### Exercise requirements
**A.** In the data contracts post, write out the stretch from "Use data contracts" through "for each other." word for word.
**B.** Carry the data contracts post forward from its last sentence.

### Source passage
## start
Use data contracts to automate data workflows - part 1

Preface 📚

I’ve actually written a post on data contracts before, so have a quick scan here if you want to see a project I created on them using Python, AWS S3 and other libraries (like Selenium and Soda).

What is a contract? 🤔

Let’s first talk about what a contract is, and what problems it solves.

A contract is an agreement between at least two parties about what they’re going to do for each other.

In a workplace, this could be a written agreement between you and your employers on

  • what your role is,

  • how much you’ll be paid for it, and

  • what responsibilities you and your employer have

Contracts exist so to set clear expectations from the very beginning. Both parties can discuss and agree on what’s expected before any agreement gets signed. Then once signed, this agreement becomes the single (and legal) source of truth the relationship depends on.

If there’s ever a misunderstanding or dispute, both sides can go back to the contract to figure out

  • who’s responsible for what

  • how to handle these issues

  • what the agreed outcome should be

If done right, a contract can be a tool for creating a fair relationship between parties built on trust.

So…what is a data contract? 📝

A data contract is like any other contract, but instead of people and jobs only, its about data.

It’s an agreement between

  • the people who create the data (producers)

  • the people who use the data (consumers)

It explains

  • how the data should look

  • how the data should be delivered

  • who to talk to if something goes wrong

Problems before data contracts⚠️

Now let’s talk about what problems existed before data contracts

1. Miscommunication between producers and consumers

  • A producer might rename a column or change the data format without telling anyone

  • The consumer would still assume the data is still in its original format, which results to breaking workflows that depend on this particular format or naming structure

Example:

A producer changes a date columns format from YYYY-MM-DD to DD-MM-YYYY in the SQL Server table, but the consumer’s pipeline only works with the original format. This could break a Power BI dashboard designed to work with the original format, and lead to losing hours to troubleshooting.
## end
### Dataset extract
## start
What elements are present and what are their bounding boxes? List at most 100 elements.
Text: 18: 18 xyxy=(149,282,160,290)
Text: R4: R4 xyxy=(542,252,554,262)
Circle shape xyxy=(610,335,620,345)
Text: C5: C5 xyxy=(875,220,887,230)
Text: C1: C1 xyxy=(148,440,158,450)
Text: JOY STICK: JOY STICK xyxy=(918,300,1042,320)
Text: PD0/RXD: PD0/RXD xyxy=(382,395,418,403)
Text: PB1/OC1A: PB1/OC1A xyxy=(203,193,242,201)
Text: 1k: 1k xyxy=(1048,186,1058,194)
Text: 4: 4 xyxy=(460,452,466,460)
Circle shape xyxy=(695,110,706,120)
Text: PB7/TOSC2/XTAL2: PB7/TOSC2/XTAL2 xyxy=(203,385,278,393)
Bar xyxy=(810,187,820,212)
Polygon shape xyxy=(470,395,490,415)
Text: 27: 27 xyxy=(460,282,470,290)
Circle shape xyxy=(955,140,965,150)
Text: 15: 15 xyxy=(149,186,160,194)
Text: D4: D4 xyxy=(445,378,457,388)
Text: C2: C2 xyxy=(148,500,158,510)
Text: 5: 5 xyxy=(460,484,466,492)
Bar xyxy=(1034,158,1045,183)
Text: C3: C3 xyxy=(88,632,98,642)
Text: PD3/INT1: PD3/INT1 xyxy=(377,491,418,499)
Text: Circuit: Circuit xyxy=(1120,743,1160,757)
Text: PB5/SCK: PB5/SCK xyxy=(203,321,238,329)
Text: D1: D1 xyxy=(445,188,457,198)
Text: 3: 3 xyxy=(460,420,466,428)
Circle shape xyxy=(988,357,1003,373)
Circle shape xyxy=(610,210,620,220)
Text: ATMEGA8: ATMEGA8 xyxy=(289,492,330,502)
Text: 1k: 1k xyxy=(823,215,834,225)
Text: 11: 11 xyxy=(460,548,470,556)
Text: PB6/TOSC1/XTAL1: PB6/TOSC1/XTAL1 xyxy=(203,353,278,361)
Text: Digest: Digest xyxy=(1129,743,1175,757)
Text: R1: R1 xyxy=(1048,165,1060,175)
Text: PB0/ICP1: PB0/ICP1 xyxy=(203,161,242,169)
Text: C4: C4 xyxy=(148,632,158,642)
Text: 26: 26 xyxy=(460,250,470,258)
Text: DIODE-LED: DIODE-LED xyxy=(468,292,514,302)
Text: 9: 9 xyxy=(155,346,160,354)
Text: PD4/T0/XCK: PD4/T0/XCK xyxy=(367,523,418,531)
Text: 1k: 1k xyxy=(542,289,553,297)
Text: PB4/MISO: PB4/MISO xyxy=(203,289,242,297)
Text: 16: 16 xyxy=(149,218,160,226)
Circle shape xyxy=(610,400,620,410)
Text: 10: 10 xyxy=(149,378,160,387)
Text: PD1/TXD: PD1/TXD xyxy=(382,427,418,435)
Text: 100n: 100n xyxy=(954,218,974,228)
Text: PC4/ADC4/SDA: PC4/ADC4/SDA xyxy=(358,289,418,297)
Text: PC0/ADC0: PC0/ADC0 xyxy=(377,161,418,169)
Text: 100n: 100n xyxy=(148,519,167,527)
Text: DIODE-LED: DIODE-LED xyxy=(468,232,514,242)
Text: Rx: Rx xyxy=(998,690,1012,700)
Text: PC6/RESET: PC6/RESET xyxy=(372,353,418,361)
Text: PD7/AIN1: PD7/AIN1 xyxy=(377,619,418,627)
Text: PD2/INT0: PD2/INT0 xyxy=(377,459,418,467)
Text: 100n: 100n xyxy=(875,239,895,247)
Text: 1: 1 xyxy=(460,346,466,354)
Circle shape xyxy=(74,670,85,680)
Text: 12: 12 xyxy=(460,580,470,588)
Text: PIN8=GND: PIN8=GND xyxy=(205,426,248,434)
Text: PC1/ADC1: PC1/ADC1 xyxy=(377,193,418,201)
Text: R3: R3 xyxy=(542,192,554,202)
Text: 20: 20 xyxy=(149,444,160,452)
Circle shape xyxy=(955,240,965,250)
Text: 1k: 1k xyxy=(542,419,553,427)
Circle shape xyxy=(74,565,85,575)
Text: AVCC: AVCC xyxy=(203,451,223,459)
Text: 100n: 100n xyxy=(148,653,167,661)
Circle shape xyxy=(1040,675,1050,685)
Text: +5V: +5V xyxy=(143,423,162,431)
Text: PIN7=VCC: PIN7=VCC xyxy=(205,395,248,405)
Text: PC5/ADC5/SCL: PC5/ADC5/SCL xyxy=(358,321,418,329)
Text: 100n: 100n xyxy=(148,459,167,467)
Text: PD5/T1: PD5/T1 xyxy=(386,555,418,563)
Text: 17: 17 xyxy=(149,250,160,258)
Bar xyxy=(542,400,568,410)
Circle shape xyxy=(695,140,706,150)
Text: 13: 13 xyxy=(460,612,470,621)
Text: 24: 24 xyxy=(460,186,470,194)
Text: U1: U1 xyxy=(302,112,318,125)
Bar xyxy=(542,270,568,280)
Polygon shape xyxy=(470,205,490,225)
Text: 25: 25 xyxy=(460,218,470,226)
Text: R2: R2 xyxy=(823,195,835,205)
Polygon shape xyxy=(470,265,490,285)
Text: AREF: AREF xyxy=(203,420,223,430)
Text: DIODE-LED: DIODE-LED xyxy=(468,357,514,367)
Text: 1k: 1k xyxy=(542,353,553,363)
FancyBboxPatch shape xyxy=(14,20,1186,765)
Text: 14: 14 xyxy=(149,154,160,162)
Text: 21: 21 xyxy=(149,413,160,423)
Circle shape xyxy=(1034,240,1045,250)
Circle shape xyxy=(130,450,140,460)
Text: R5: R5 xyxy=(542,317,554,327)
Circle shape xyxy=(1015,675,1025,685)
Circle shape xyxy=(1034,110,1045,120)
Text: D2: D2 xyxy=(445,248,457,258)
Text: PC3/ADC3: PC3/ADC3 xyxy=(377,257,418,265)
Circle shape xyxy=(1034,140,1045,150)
## end
### Answers to each task
**A.**
Use data contracts to automate data workflows - part 1

Preface 📚

I’ve actually written a post on data contracts before, so have a quick scan here if you want to see a project I created on them using Python, AWS S3 and other libraries (like Selenium and Soda).

What is a contract? 🤔

Let’s first talk about what a contract is, and what problems it solves.

A contract is an agreement between at least two parties about what they’re going to do for each other.

**B.**
2. No single source of truth

When something went wrong with the data, it wasn’t clear

  • who to contact,

  • whether the issue was with the data or how it was used/interpreted

  • how to fix it quickly

3. Mismatched expectations

Teams often had different assumptions about the data, which led to

  • inaccurate reports

  • broken dashboards

  • time wasted fixing problems instead of creating value

Example:

A producer may assume it’s fine to leave null values in a critical field. However the consumer’s system isn’t designed to handle nulls, so it fails.

This could result in:

  • firefighting - fixing problems reactively instead of proactively
  • lost productivity - spending time cleaning the data instead of using it
  • reputational damage - teams losing trust in the data and the systems that build it

How a data contract solves these problems✅

A data contract sets clear expectations between the producers and consumers.

For data producers…

They know exactly

  • what the data should contain

  • the format and structure they need to follow

  • how often the data needs to be updated

For example,

The data must include these columns:

  • transaction_id (string)

  • created_date (date, YYYY-MM-DD format)

  • product_name (string)

  • amount (decimal, 2 decimal places)

For data consumers…

They know

  • what data to expect

  • where to find it

  • when + how it will be delivered

  • who to contact if there’s a problem

Example: The data must be delivered as a CSV file every Monday at 8am containing transactions from the previous week.

Content of a data contract📝

This defines the rules about the data itself.

1. Schema📐

The schema defines what the data should look like.

It includes

  • Column names

  • Data types (e.g. strings, integers, timestamps)

Here’s an example:

Column nameData typeExample value
transaction_idstringTXN123
created_datedate2024-12-17
product_namestringiPhone 15 Pro
amountdecimal11.99

2. Constraints🔒

A constraint is a rule the values in each column must follow.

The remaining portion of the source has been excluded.